[Dataset entries on figures]
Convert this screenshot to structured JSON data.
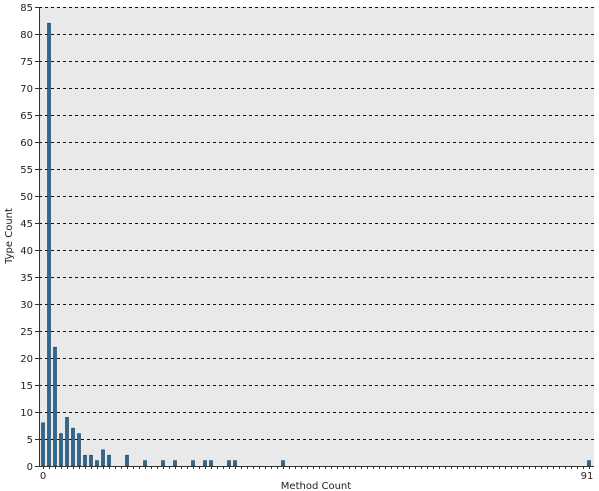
{
  "chart_data": {
    "type": "bar",
    "title": "",
    "xlabel": "Method Count",
    "ylabel": "Type Count",
    "xlim": [
      0,
      91
    ],
    "ylim": [
      0,
      85
    ],
    "y_ticks": [
      0,
      5,
      10,
      15,
      20,
      25,
      30,
      35,
      40,
      45,
      50,
      55,
      60,
      65,
      70,
      75,
      80,
      85
    ],
    "x_tick_labels": [
      "0",
      "91"
    ],
    "grid": "horizontal dashed",
    "bar_color": "#2a6a94",
    "plot_background": "#e9e9e9",
    "x": [
      0,
      1,
      2,
      3,
      4,
      5,
      6,
      7,
      8,
      9,
      10,
      11,
      12,
      13,
      14,
      15,
      16,
      17,
      18,
      19,
      20,
      21,
      22,
      23,
      24,
      25,
      26,
      27,
      28,
      29,
      30,
      31,
      32,
      33,
      34,
      35,
      36,
      37,
      38,
      39,
      40,
      41,
      42,
      43,
      44,
      45,
      46,
      47,
      48,
      49,
      50,
      51,
      52,
      53,
      54,
      55,
      56,
      57,
      58,
      59,
      60,
      61,
      62,
      63,
      64,
      65,
      66,
      67,
      68,
      69,
      70,
      71,
      72,
      73,
      74,
      75,
      76,
      77,
      78,
      79,
      80,
      81,
      82,
      83,
      84,
      85,
      86,
      87,
      88,
      89,
      90,
      91
    ],
    "values": [
      8,
      82,
      22,
      6,
      9,
      7,
      6,
      2,
      2,
      1,
      3,
      2,
      0,
      0,
      2,
      0,
      0,
      1,
      0,
      0,
      1,
      0,
      1,
      0,
      0,
      1,
      0,
      1,
      1,
      0,
      0,
      1,
      1,
      0,
      0,
      0,
      0,
      0,
      0,
      0,
      1,
      0,
      0,
      0,
      0,
      0,
      0,
      0,
      0,
      0,
      0,
      0,
      0,
      0,
      0,
      0,
      0,
      0,
      0,
      0,
      0,
      0,
      0,
      0,
      0,
      0,
      0,
      0,
      0,
      0,
      0,
      0,
      0,
      0,
      0,
      0,
      0,
      0,
      0,
      0,
      0,
      0,
      0,
      0,
      0,
      0,
      0,
      0,
      0,
      0,
      0,
      1
    ]
  }
}
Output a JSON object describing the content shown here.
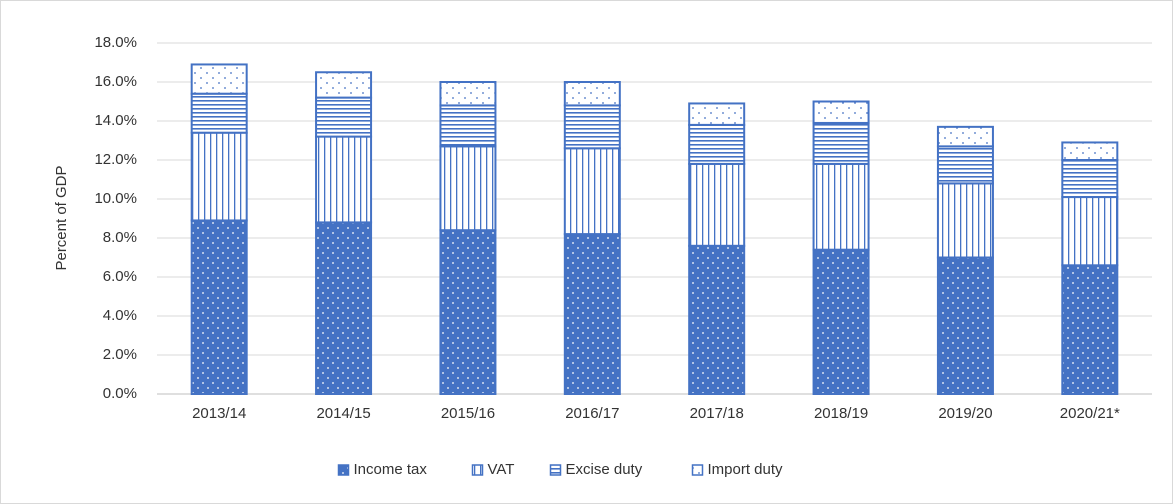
{
  "chart_data": {
    "type": "stacked_bar",
    "y_label": "Percent of GDP",
    "categories": [
      "2013/14",
      "2014/15",
      "2015/16",
      "2016/17",
      "2017/18",
      "2018/19",
      "2019/20",
      "2020/21*"
    ],
    "series": [
      {
        "name": "Income tax",
        "color": "#4472c4",
        "pattern": "dots",
        "values": [
          8.9,
          8.8,
          8.4,
          8.2,
          7.6,
          7.4,
          7.0,
          6.6
        ]
      },
      {
        "name": "VAT",
        "color": "#4472c4",
        "pattern": "vertical",
        "values": [
          4.5,
          4.4,
          4.3,
          4.4,
          4.2,
          4.4,
          3.8,
          3.5
        ]
      },
      {
        "name": "Excise duty",
        "color": "#4472c4",
        "pattern": "horizontal",
        "values": [
          2.0,
          2.0,
          2.1,
          2.2,
          2.0,
          2.1,
          1.9,
          1.9
        ]
      },
      {
        "name": "Import duty",
        "color": "#4472c4",
        "pattern": "sparse-dots",
        "values": [
          1.5,
          1.3,
          1.2,
          1.2,
          1.1,
          1.1,
          1.0,
          0.9
        ]
      }
    ],
    "ylim": [
      0,
      18
    ],
    "yticks": [
      {
        "value": 0,
        "label": "0.0%"
      },
      {
        "value": 2,
        "label": "2.0%"
      },
      {
        "value": 4,
        "label": "4.0%"
      },
      {
        "value": 6,
        "label": "6.0%"
      },
      {
        "value": 8,
        "label": "8.0%"
      },
      {
        "value": 10,
        "label": "10.0%"
      },
      {
        "value": 12,
        "label": "12.0%"
      },
      {
        "value": 14,
        "label": "14.0%"
      },
      {
        "value": 16,
        "label": "16.0%"
      },
      {
        "value": 18,
        "label": "18.0%"
      }
    ],
    "grid": true,
    "legend": "bottom"
  }
}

■ To be done ■
Which lines in the data above contain "pattern"? Show each one.

■ Task answer ■
        "pattern": "dots",
        "pattern": "vertical",
        "pattern": "horizontal",
        "pattern": "sparse-dots",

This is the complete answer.